>> start RECORDS SHOWN

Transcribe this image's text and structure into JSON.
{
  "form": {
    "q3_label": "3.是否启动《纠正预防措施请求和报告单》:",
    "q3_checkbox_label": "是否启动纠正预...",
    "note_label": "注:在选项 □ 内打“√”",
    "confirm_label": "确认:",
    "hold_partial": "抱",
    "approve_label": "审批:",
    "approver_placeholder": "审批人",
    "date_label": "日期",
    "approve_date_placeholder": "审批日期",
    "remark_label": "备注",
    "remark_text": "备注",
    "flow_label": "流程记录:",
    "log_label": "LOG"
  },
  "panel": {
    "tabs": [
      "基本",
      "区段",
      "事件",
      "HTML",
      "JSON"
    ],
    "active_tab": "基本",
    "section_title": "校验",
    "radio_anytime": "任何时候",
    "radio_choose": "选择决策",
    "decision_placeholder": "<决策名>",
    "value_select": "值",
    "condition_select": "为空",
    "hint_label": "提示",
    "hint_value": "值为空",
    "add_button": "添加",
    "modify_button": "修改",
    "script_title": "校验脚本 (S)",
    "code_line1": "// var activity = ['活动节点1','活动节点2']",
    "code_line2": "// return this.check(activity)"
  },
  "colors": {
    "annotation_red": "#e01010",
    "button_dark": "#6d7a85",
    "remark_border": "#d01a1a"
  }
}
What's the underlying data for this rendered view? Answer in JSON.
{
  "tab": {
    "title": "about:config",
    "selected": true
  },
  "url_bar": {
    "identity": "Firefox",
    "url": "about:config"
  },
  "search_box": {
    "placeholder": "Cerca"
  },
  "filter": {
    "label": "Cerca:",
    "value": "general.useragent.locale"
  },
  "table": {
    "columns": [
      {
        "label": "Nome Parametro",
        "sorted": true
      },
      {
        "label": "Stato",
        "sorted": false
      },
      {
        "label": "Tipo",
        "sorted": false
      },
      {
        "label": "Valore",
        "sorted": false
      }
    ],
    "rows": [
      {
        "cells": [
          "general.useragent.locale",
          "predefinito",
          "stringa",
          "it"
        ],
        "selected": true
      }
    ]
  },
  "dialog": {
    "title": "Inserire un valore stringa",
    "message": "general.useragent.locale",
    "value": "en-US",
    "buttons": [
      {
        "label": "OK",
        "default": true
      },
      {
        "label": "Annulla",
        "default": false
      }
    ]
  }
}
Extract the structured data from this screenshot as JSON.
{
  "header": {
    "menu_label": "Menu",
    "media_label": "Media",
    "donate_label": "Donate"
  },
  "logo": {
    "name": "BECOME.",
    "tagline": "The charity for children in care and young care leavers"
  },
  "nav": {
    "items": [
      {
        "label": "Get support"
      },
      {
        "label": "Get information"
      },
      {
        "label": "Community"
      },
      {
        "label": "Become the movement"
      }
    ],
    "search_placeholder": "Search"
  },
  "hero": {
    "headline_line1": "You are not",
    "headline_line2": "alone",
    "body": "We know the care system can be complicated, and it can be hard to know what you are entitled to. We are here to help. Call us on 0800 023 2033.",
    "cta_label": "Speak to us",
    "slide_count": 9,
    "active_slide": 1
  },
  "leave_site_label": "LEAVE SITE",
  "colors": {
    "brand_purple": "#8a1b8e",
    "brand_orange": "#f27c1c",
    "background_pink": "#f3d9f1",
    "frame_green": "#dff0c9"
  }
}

>> end RECORDS SHOWN

• WORK REQUIRED: All lines that include "about" are to be gathered and copied.

• ANSWER TO THE EXERCISE:
    "title": "about:config",
    "url": "about:config"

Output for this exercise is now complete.